> [Data entries]
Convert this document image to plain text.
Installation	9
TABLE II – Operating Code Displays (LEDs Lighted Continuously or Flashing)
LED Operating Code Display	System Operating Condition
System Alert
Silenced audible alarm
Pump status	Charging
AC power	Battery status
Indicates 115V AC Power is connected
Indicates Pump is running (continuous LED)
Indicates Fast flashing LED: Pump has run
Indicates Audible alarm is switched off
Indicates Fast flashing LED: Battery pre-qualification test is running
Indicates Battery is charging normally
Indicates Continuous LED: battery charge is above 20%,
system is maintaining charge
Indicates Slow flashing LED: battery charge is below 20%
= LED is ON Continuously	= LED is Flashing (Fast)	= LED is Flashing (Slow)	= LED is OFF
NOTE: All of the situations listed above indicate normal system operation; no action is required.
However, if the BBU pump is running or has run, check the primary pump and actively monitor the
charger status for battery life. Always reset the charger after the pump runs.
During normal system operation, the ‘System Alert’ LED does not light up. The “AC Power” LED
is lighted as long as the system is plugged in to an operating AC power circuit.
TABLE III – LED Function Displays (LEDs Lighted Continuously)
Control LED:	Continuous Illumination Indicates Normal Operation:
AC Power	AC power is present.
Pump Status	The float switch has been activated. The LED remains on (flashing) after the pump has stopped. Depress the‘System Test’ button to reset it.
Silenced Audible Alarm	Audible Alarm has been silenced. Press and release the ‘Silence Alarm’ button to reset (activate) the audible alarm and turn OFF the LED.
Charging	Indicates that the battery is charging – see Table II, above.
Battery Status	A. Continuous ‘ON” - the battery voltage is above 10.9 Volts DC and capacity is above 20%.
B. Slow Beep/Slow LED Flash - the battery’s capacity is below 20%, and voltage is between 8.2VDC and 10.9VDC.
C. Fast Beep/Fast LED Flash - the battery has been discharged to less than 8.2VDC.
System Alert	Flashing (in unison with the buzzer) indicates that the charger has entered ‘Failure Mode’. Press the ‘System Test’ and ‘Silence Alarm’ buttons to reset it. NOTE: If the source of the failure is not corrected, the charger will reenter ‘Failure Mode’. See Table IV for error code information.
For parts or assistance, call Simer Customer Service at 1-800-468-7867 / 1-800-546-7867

> [Task to carry out] Repeat each record in full; every line must match exactly.

> [Output of the task]
Convert this document image to plain text.
Installation	9
TABLE II – Operating Code Displays (LEDs Lighted Continuously or Flashing)
LED Operating Code Display	System Operating Condition
System Alert
Silenced audible alarm
Pump status	Charging
AC power	Battery status
Indicates 115V AC Power is connected
Indicates Pump is running (continuous LED)
Indicates Fast flashing LED: Pump has run
Indicates Audible alarm is switched off
Indicates Fast flashing LED: Battery pre-qualification test is running
Indicates Battery is charging normally
Indicates Continuous LED: battery charge is above 20%,
system is maintaining charge
Indicates Slow flashing LED: battery charge is below 20%
= LED is ON Continuously	= LED is Flashing (Fast)	= LED is Flashing (Slow)	= LED is OFF
NOTE: All of the situations listed above indicate normal system operation; no action is required.
However, if the BBU pump is running or has run, check the primary pump and actively monitor the
charger status for battery life. Always reset the charger after the pump runs.
During normal system operation, the ‘System Alert’ LED does not light up. The “AC Power” LED
is lighted as long as the system is plugged in to an operating AC power circuit.
TABLE III – LED Function Displays (LEDs Lighted Continuously)
Control LED:	Continuous Illumination Indicates Normal Operation:
AC Power	AC power is present.
Pump Status	The float switch has been activated. The LED remains on (flashing) after the pump has stopped. Depress the‘System Test’ button to reset it.
Silenced Audible Alarm	Audible Alarm has been silenced. Press and release the ‘Silence Alarm’ button to reset (activate) the audible alarm and turn OFF the LED.
Charging	Indicates that the battery is charging – see Table II, above.
Battery Status	A. Continuous ‘ON” - the battery voltage is above 10.9 Volts DC and capacity is above 20%.
B. Slow Beep/Slow LED Flash - the battery’s capacity is below 20%, and voltage is between 8.2VDC and 10.9VDC.
C. Fast Beep/Fast LED Flash - the battery has been discharged to less than 8.2VDC.
System Alert	Flashing (in unison with the buzzer) indicates that the charger has entered ‘Failure Mode’. Press the ‘System Test’ and ‘Silence Alarm’ buttons to reset it. NOTE: If the source of the failure is not corrected, the charger will reenter ‘Failure Mode’. See Table IV for error code information.
For parts or assistance, call Simer Customer Service at 1-800-468-7867 / 1-800-546-7867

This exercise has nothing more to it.